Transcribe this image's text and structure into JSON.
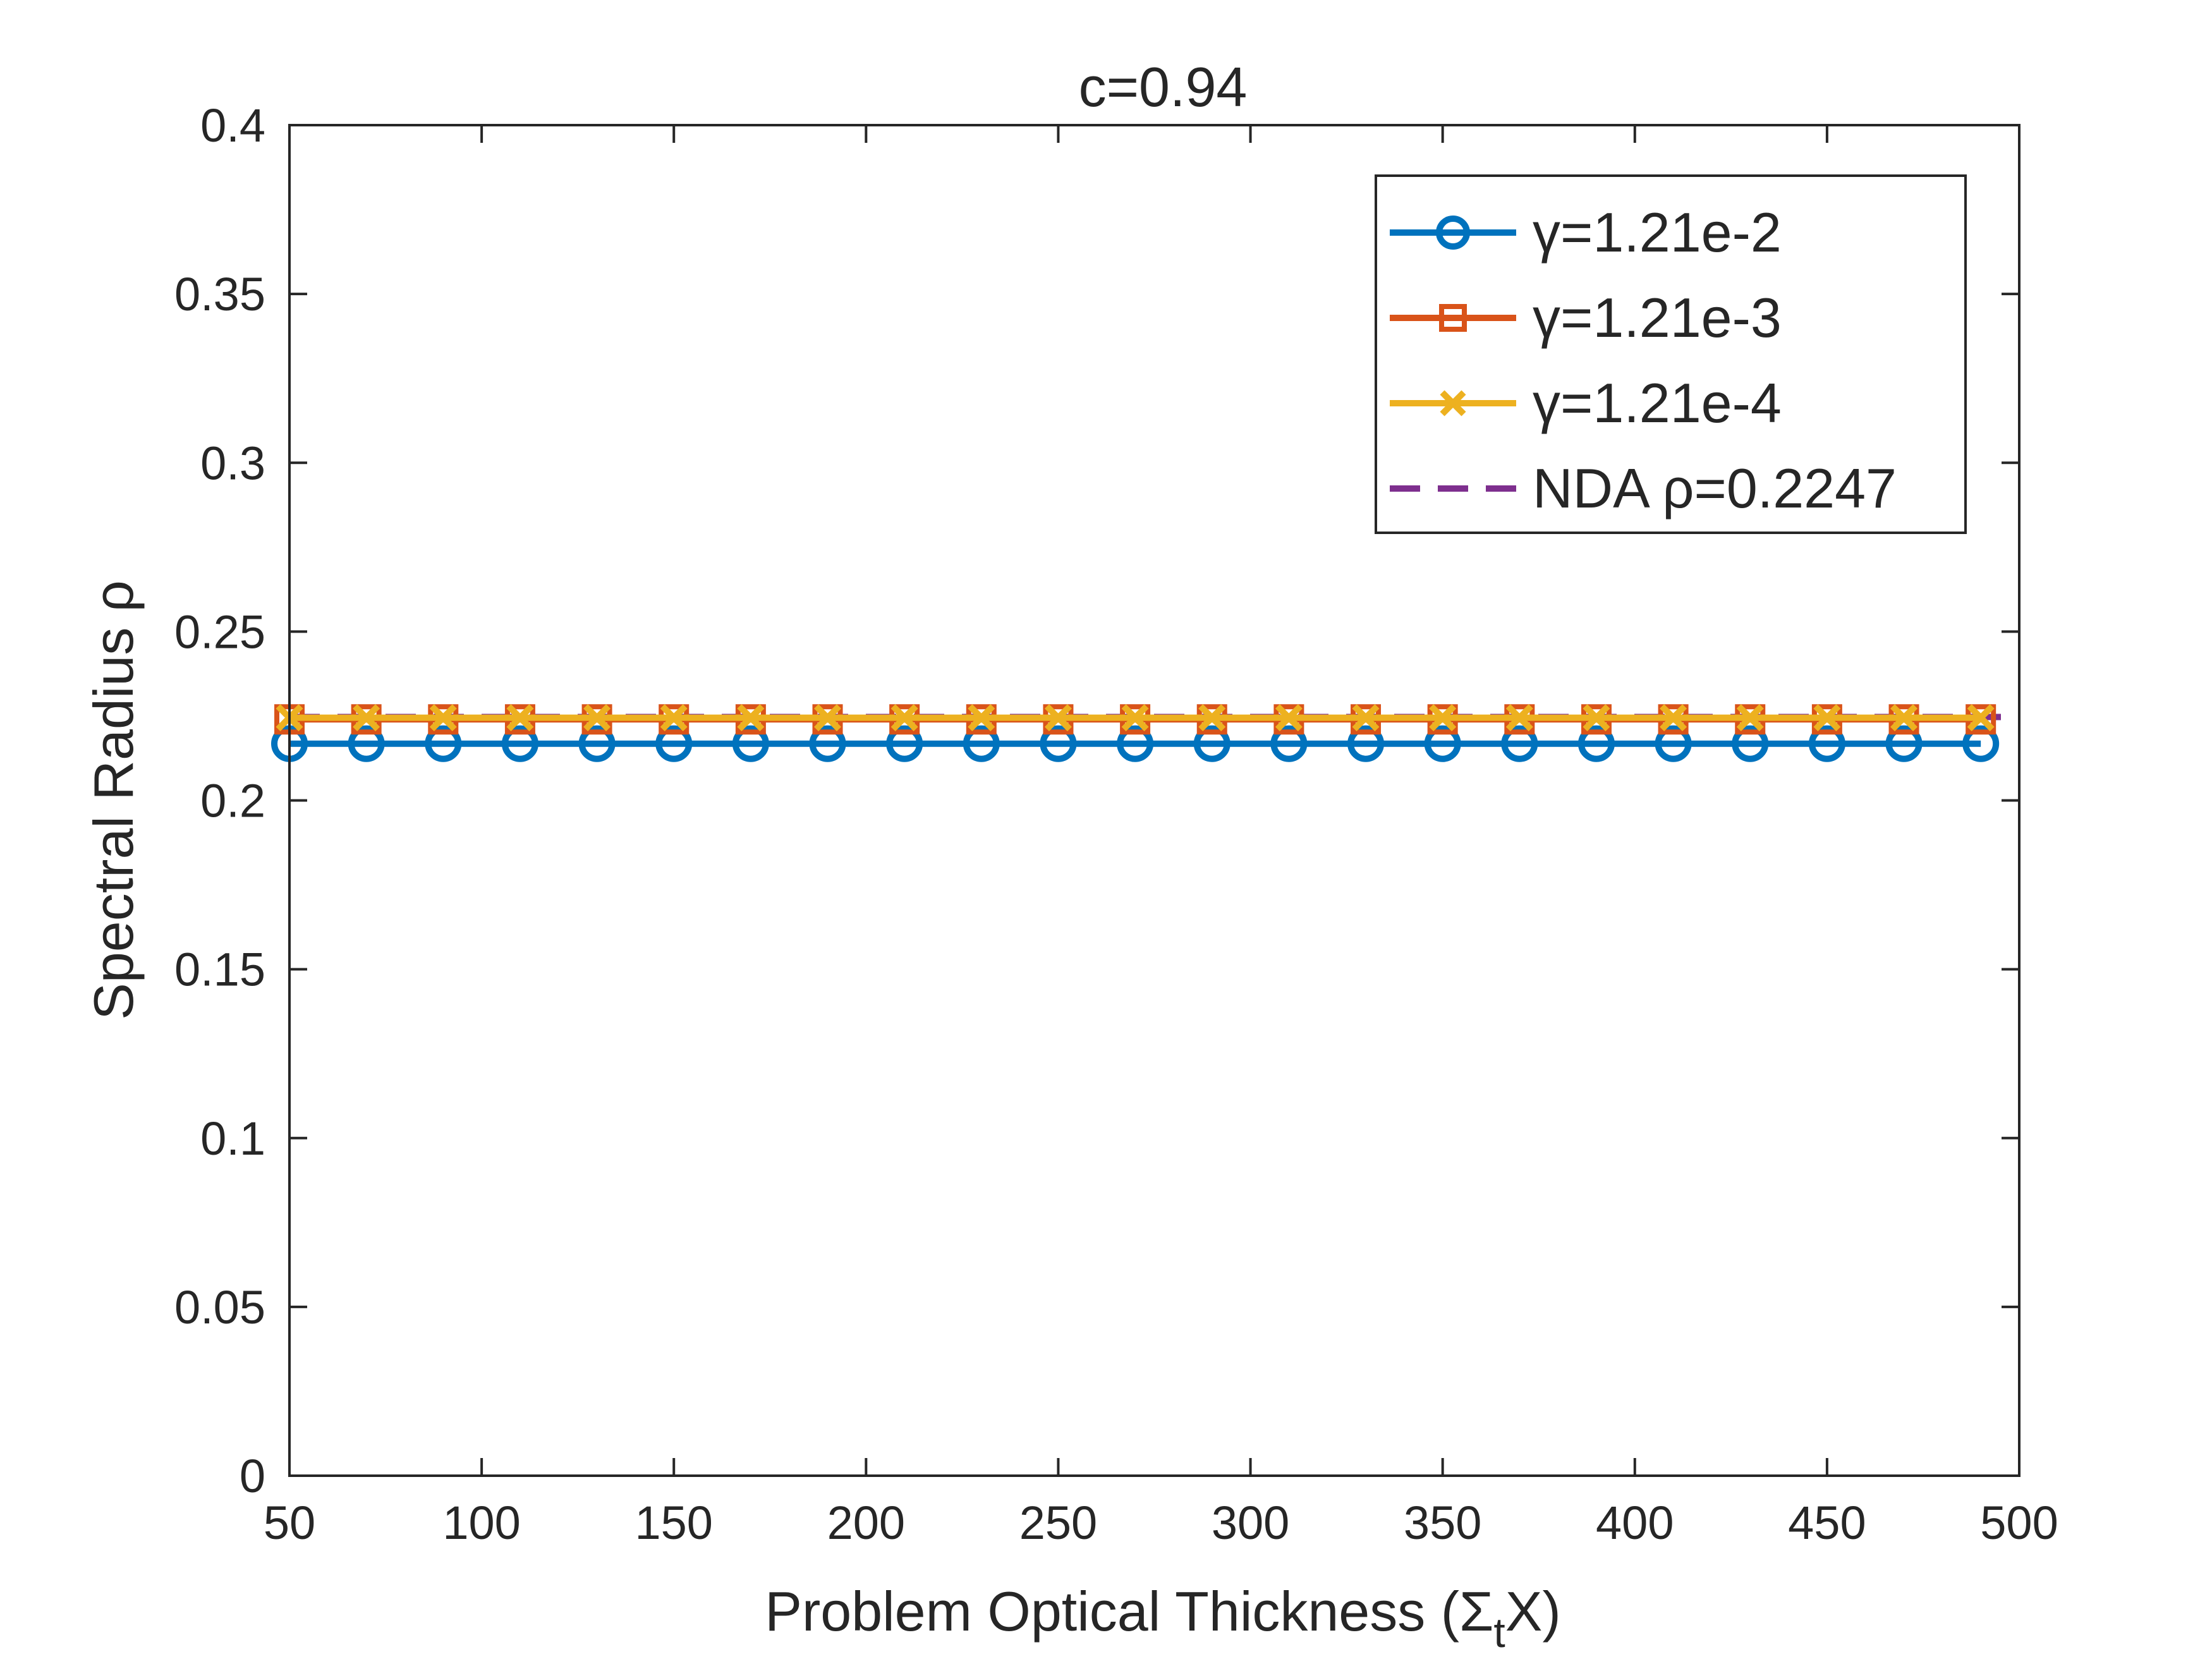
{
  "chart_data": {
    "type": "line",
    "title": "c=0.94",
    "xlabel": "Problem Optical Thickness (Σ",
    "xlabel_sub": "t",
    "xlabel_end": "X)",
    "ylabel": "Spectral Radius ρ",
    "xlim": [
      50,
      500
    ],
    "ylim": [
      0,
      0.4
    ],
    "x_ticks": [
      "50",
      "100",
      "150",
      "200",
      "250",
      "300",
      "350",
      "400",
      "450",
      "500"
    ],
    "y_ticks": [
      "0",
      "0.05",
      "0.1",
      "0.15",
      "0.2",
      "0.25",
      "0.3",
      "0.35",
      "0.4"
    ],
    "x": [
      50,
      70,
      90,
      110,
      130,
      150,
      170,
      190,
      210,
      230,
      250,
      270,
      290,
      310,
      330,
      350,
      370,
      390,
      410,
      430,
      450,
      470,
      490
    ],
    "series": [
      {
        "name": "γ=1.21e-2",
        "marker": "circle",
        "color": "#0072BD",
        "values": [
          0.2168,
          0.2168,
          0.2168,
          0.2168,
          0.2168,
          0.2168,
          0.2168,
          0.2168,
          0.2168,
          0.2168,
          0.2168,
          0.2168,
          0.2168,
          0.2168,
          0.2168,
          0.2168,
          0.2168,
          0.2168,
          0.2168,
          0.2168,
          0.2168,
          0.2168,
          0.2168
        ]
      },
      {
        "name": "γ=1.21e-3",
        "marker": "square",
        "color": "#D95319",
        "values": [
          0.224,
          0.224,
          0.224,
          0.224,
          0.224,
          0.224,
          0.224,
          0.224,
          0.224,
          0.224,
          0.224,
          0.224,
          0.224,
          0.224,
          0.224,
          0.224,
          0.224,
          0.224,
          0.224,
          0.224,
          0.224,
          0.224,
          0.224
        ]
      },
      {
        "name": "γ=1.21e-4",
        "marker": "x",
        "color": "#EDB120",
        "values": [
          0.2245,
          0.2245,
          0.2245,
          0.2245,
          0.2245,
          0.2245,
          0.2245,
          0.2245,
          0.2245,
          0.2245,
          0.2245,
          0.2245,
          0.2245,
          0.2245,
          0.2245,
          0.2245,
          0.2245,
          0.2245,
          0.2245,
          0.2245,
          0.2245,
          0.2245,
          0.2245
        ]
      }
    ],
    "reference_line": {
      "name": "NDA ρ=0.2247",
      "value": 0.2247,
      "style": "dashed",
      "color": "#7E2F8E"
    },
    "legend": "top-right",
    "grid": false
  }
}
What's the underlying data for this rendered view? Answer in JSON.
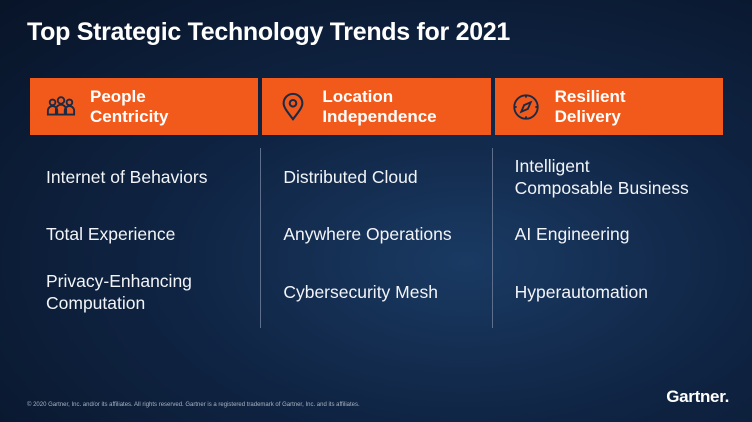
{
  "title": "Top Strategic Technology Trends for 2021",
  "columns": [
    {
      "header": "People\nCentricity",
      "icon": "people-icon",
      "items": [
        "Internet of Behaviors",
        "Total Experience",
        "Privacy-Enhancing\nComputation"
      ]
    },
    {
      "header": "Location\nIndependence",
      "icon": "location-pin-icon",
      "items": [
        "Distributed Cloud",
        "Anywhere Operations",
        "Cybersecurity Mesh"
      ]
    },
    {
      "header": "Resilient\nDelivery",
      "icon": "compass-icon",
      "items": [
        "Intelligent\nComposable Business",
        "AI Engineering",
        "Hyperautomation"
      ]
    }
  ],
  "footer": {
    "copyright": "© 2020 Gartner, Inc. and/or its affiliates. All rights reserved. Gartner is a registered trademark of Gartner, Inc. and its affiliates.",
    "logo": "Gartner."
  },
  "colors": {
    "accent": "#f25a1c",
    "background": "#0f2443"
  }
}
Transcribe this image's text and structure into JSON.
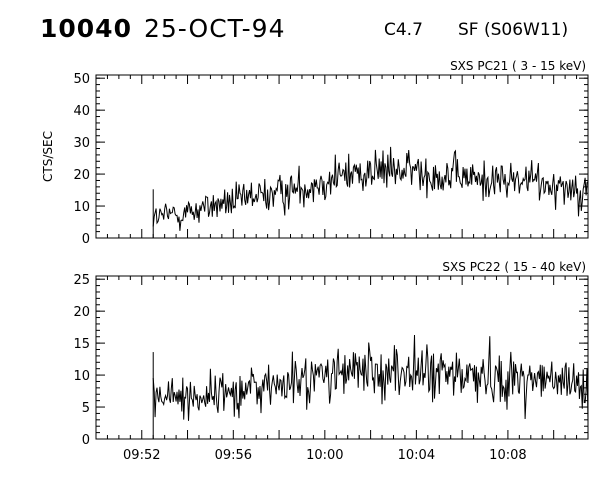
{
  "header": {
    "event_id": "10040",
    "date": "25-OCT-94",
    "goes_class": "C4.7",
    "flare": "SF (S06W11)"
  },
  "colors": {
    "trace": "#000000",
    "axes": "#000000",
    "background": "#ffffff"
  },
  "chart_data": [
    {
      "type": "line",
      "title": "SXS PC21  (  3 - 15 keV)",
      "xlabel": "",
      "ylabel": "CTS/SEC",
      "ylim": [
        0,
        51
      ],
      "yticks": [
        0,
        10,
        20,
        30,
        40,
        50
      ],
      "xlim": [
        "09:50:00",
        "10:11:30"
      ],
      "xticks": [],
      "grid": false,
      "series": [
        {
          "x": [
            "09:52:30",
            "09:53:00",
            "09:54:00",
            "09:55:00",
            "09:56:00",
            "09:57:00",
            "09:58:00",
            "09:59:00",
            "10:00:00",
            "10:01:00",
            "10:02:00",
            "10:03:00",
            "10:04:00",
            "10:05:00",
            "10:06:00",
            "10:07:00",
            "10:08:00",
            "10:09:00",
            "10:10:00",
            "10:11:30"
          ],
          "values": [
            6,
            7,
            8,
            10,
            11,
            13,
            14,
            16,
            18,
            20,
            21,
            21,
            21,
            20,
            19,
            18,
            18,
            18,
            17,
            15
          ]
        }
      ]
    },
    {
      "type": "line",
      "title": "SXS PC22  ( 15 - 40 keV)",
      "xlabel": "",
      "ylabel": "",
      "ylim": [
        0,
        25.5
      ],
      "yticks": [
        0,
        5,
        10,
        15,
        20,
        25
      ],
      "xlim": [
        "09:50:00",
        "10:11:30"
      ],
      "xticks": [
        "09:52",
        "09:56",
        "10:00",
        "10:04",
        "10:08"
      ],
      "grid": false,
      "series": [
        {
          "x": [
            "09:52:30",
            "09:53:00",
            "09:54:00",
            "09:55:00",
            "09:56:00",
            "09:57:00",
            "09:58:00",
            "09:59:00",
            "10:00:00",
            "10:01:00",
            "10:02:00",
            "10:03:00",
            "10:04:00",
            "10:05:00",
            "10:06:00",
            "10:07:00",
            "10:08:00",
            "10:09:00",
            "10:10:00",
            "10:11:30"
          ],
          "values": [
            7,
            6.5,
            6.5,
            7,
            7.5,
            8,
            8.5,
            9,
            10,
            10.5,
            10.5,
            10.5,
            10.5,
            10,
            10,
            10,
            9.5,
            9.5,
            9,
            8
          ]
        }
      ]
    }
  ]
}
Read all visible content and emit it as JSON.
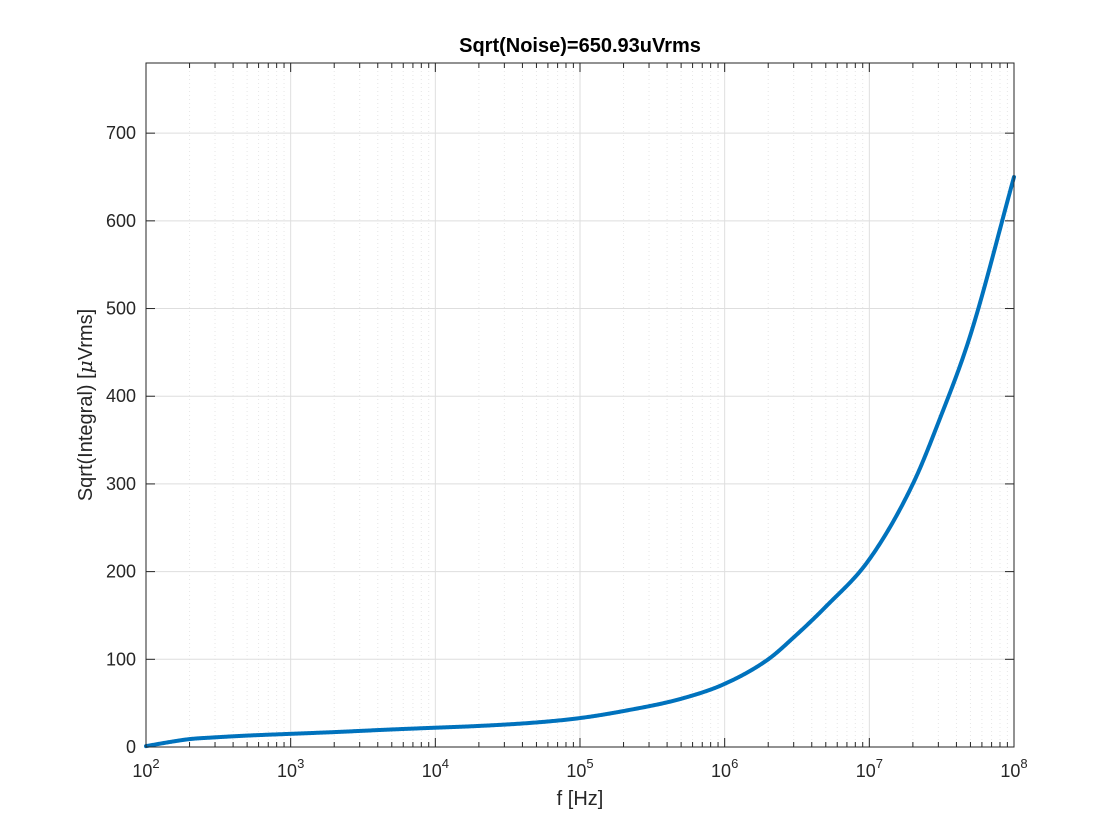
{
  "chart_data": {
    "type": "line",
    "title": "Sqrt(Noise)=650.93uVrms",
    "xlabel": "f [Hz]",
    "ylabel_text": "Sqrt(Integral) [",
    "ylabel_mu": "μ",
    "ylabel_unit": "Vrms]",
    "x_scale": "log",
    "xlim": [
      100,
      100000000
    ],
    "ylim": [
      0,
      780
    ],
    "grid": "on (major and minor)",
    "x_ticks": [
      {
        "base": "10",
        "exp": "2"
      },
      {
        "base": "10",
        "exp": "3"
      },
      {
        "base": "10",
        "exp": "4"
      },
      {
        "base": "10",
        "exp": "5"
      },
      {
        "base": "10",
        "exp": "6"
      },
      {
        "base": "10",
        "exp": "7"
      },
      {
        "base": "10",
        "exp": "8"
      }
    ],
    "y_ticks": [
      "0",
      "100",
      "200",
      "300",
      "400",
      "500",
      "600",
      "700"
    ],
    "line_color": "#0072BD",
    "series": [
      {
        "x": [
          100,
          150,
          200,
          300,
          500,
          1000,
          2000,
          5000,
          10000,
          20000,
          50000,
          100000,
          200000,
          500000,
          1000000,
          2000000,
          3000000,
          5000000,
          10000000,
          20000000,
          30000000,
          50000000,
          100000000
        ],
        "values": [
          1,
          6,
          9,
          11,
          13,
          15,
          17,
          20,
          22,
          24,
          28,
          33,
          41,
          55,
          72,
          100,
          125,
          160,
          214,
          300,
          370,
          470,
          650
        ]
      }
    ]
  }
}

§ EXERCISE TASK
All of the entries above should be duplicated exactly, except for the pictures.

§ WRITTEN SOLUTION
Transcribe this image's text and structure into JSON.
{
  "chart_data": {
    "type": "line",
    "title": "c=0.94",
    "xlabel": "Problem Optical Thickness (Σ",
    "xlabel_sub": "t",
    "xlabel_end": "X)",
    "ylabel": "Spectral Radius ρ",
    "xlim": [
      50,
      500
    ],
    "ylim": [
      0,
      0.4
    ],
    "x_ticks": [
      "50",
      "100",
      "150",
      "200",
      "250",
      "300",
      "350",
      "400",
      "450",
      "500"
    ],
    "y_ticks": [
      "0",
      "0.05",
      "0.1",
      "0.15",
      "0.2",
      "0.25",
      "0.3",
      "0.35",
      "0.4"
    ],
    "x": [
      50,
      70,
      90,
      110,
      130,
      150,
      170,
      190,
      210,
      230,
      250,
      270,
      290,
      310,
      330,
      350,
      370,
      390,
      410,
      430,
      450,
      470,
      490
    ],
    "series": [
      {
        "name": "γ=1.21e-2",
        "marker": "circle",
        "color": "#0072BD",
        "values": [
          0.2168,
          0.2168,
          0.2168,
          0.2168,
          0.2168,
          0.2168,
          0.2168,
          0.2168,
          0.2168,
          0.2168,
          0.2168,
          0.2168,
          0.2168,
          0.2168,
          0.2168,
          0.2168,
          0.2168,
          0.2168,
          0.2168,
          0.2168,
          0.2168,
          0.2168,
          0.2168
        ]
      },
      {
        "name": "γ=1.21e-3",
        "marker": "square",
        "color": "#D95319",
        "values": [
          0.224,
          0.224,
          0.224,
          0.224,
          0.224,
          0.224,
          0.224,
          0.224,
          0.224,
          0.224,
          0.224,
          0.224,
          0.224,
          0.224,
          0.224,
          0.224,
          0.224,
          0.224,
          0.224,
          0.224,
          0.224,
          0.224,
          0.224
        ]
      },
      {
        "name": "γ=1.21e-4",
        "marker": "x",
        "color": "#EDB120",
        "values": [
          0.2245,
          0.2245,
          0.2245,
          0.2245,
          0.2245,
          0.2245,
          0.2245,
          0.2245,
          0.2245,
          0.2245,
          0.2245,
          0.2245,
          0.2245,
          0.2245,
          0.2245,
          0.2245,
          0.2245,
          0.2245,
          0.2245,
          0.2245,
          0.2245,
          0.2245,
          0.2245
        ]
      }
    ],
    "reference_line": {
      "name": "NDA ρ=0.2247",
      "value": 0.2247,
      "style": "dashed",
      "color": "#7E2F8E"
    },
    "legend": "top-right",
    "grid": false
  }
}
What's the underlying data for this rendered view? Answer in JSON.
{
  "title": "Top Strategic Technology Trends for 2021",
  "columns": [
    {
      "header": "People\nCentricity",
      "icon": "people-icon",
      "items": [
        "Internet of Behaviors",
        "Total Experience",
        "Privacy-Enhancing\nComputation"
      ]
    },
    {
      "header": "Location\nIndependence",
      "icon": "location-pin-icon",
      "items": [
        "Distributed Cloud",
        "Anywhere Operations",
        "Cybersecurity Mesh"
      ]
    },
    {
      "header": "Resilient\nDelivery",
      "icon": "compass-icon",
      "items": [
        "Intelligent\nComposable Business",
        "AI Engineering",
        "Hyperautomation"
      ]
    }
  ],
  "footer": {
    "copyright": "© 2020 Gartner, Inc. and/or its affiliates. All rights reserved. Gartner is a registered trademark of Gartner, Inc. and its affiliates.",
    "logo": "Gartner."
  },
  "colors": {
    "accent": "#f25a1c",
    "background": "#0f2443"
  }
}
Transcribe this image's text and structure into JSON.
{
  "header": {
    "event_id": "10040",
    "date": "25-OCT-94",
    "goes_class": "C4.7",
    "flare": "SF (S06W11)"
  },
  "colors": {
    "trace": "#000000",
    "axes": "#000000",
    "background": "#ffffff"
  },
  "chart_data": [
    {
      "type": "line",
      "title": "SXS PC21  (  3 - 15 keV)",
      "xlabel": "",
      "ylabel": "CTS/SEC",
      "ylim": [
        0,
        51
      ],
      "yticks": [
        0,
        10,
        20,
        30,
        40,
        50
      ],
      "xlim": [
        "09:50:00",
        "10:11:30"
      ],
      "xticks": [],
      "grid": false,
      "series": [
        {
          "x": [
            "09:52:30",
            "09:53:00",
            "09:54:00",
            "09:55:00",
            "09:56:00",
            "09:57:00",
            "09:58:00",
            "09:59:00",
            "10:00:00",
            "10:01:00",
            "10:02:00",
            "10:03:00",
            "10:04:00",
            "10:05:00",
            "10:06:00",
            "10:07:00",
            "10:08:00",
            "10:09:00",
            "10:10:00",
            "10:11:30"
          ],
          "values": [
            6,
            7,
            8,
            10,
            11,
            13,
            14,
            16,
            18,
            20,
            21,
            21,
            21,
            20,
            19,
            18,
            18,
            18,
            17,
            15
          ]
        }
      ]
    },
    {
      "type": "line",
      "title": "SXS PC22  ( 15 - 40 keV)",
      "xlabel": "",
      "ylabel": "",
      "ylim": [
        0,
        25.5
      ],
      "yticks": [
        0,
        5,
        10,
        15,
        20,
        25
      ],
      "xlim": [
        "09:50:00",
        "10:11:30"
      ],
      "xticks": [
        "09:52",
        "09:56",
        "10:00",
        "10:04",
        "10:08"
      ],
      "grid": false,
      "series": [
        {
          "x": [
            "09:52:30",
            "09:53:00",
            "09:54:00",
            "09:55:00",
            "09:56:00",
            "09:57:00",
            "09:58:00",
            "09:59:00",
            "10:00:00",
            "10:01:00",
            "10:02:00",
            "10:03:00",
            "10:04:00",
            "10:05:00",
            "10:06:00",
            "10:07:00",
            "10:08:00",
            "10:09:00",
            "10:10:00",
            "10:11:30"
          ],
          "values": [
            7,
            6.5,
            6.5,
            7,
            7.5,
            8,
            8.5,
            9,
            10,
            10.5,
            10.5,
            10.5,
            10.5,
            10,
            10,
            10,
            9.5,
            9.5,
            9,
            8
          ]
        }
      ]
    }
  ]
}
Read all visible content and emit it as JSON.
{
  "chart_data": {
    "type": "line",
    "title": "Sqrt(Noise)=650.93uVrms",
    "xlabel": "f [Hz]",
    "ylabel_text": "Sqrt(Integral) [",
    "ylabel_mu": "μ",
    "ylabel_unit": "Vrms]",
    "x_scale": "log",
    "xlim": [
      100,
      100000000
    ],
    "ylim": [
      0,
      780
    ],
    "grid": "on (major and minor)",
    "x_ticks": [
      {
        "base": "10",
        "exp": "2"
      },
      {
        "base": "10",
        "exp": "3"
      },
      {
        "base": "10",
        "exp": "4"
      },
      {
        "base": "10",
        "exp": "5"
      },
      {
        "base": "10",
        "exp": "6"
      },
      {
        "base": "10",
        "exp": "7"
      },
      {
        "base": "10",
        "exp": "8"
      }
    ],
    "y_ticks": [
      "0",
      "100",
      "200",
      "300",
      "400",
      "500",
      "600",
      "700"
    ],
    "line_color": "#0072BD",
    "series": [
      {
        "x": [
          100,
          150,
          200,
          300,
          500,
          1000,
          2000,
          5000,
          10000,
          20000,
          50000,
          100000,
          200000,
          500000,
          1000000,
          2000000,
          3000000,
          5000000,
          10000000,
          20000000,
          30000000,
          50000000,
          100000000
        ],
        "values": [
          1,
          6,
          9,
          11,
          13,
          15,
          17,
          20,
          22,
          24,
          28,
          33,
          41,
          55,
          72,
          100,
          125,
          160,
          214,
          300,
          370,
          470,
          650
        ]
      }
    ]
  }
}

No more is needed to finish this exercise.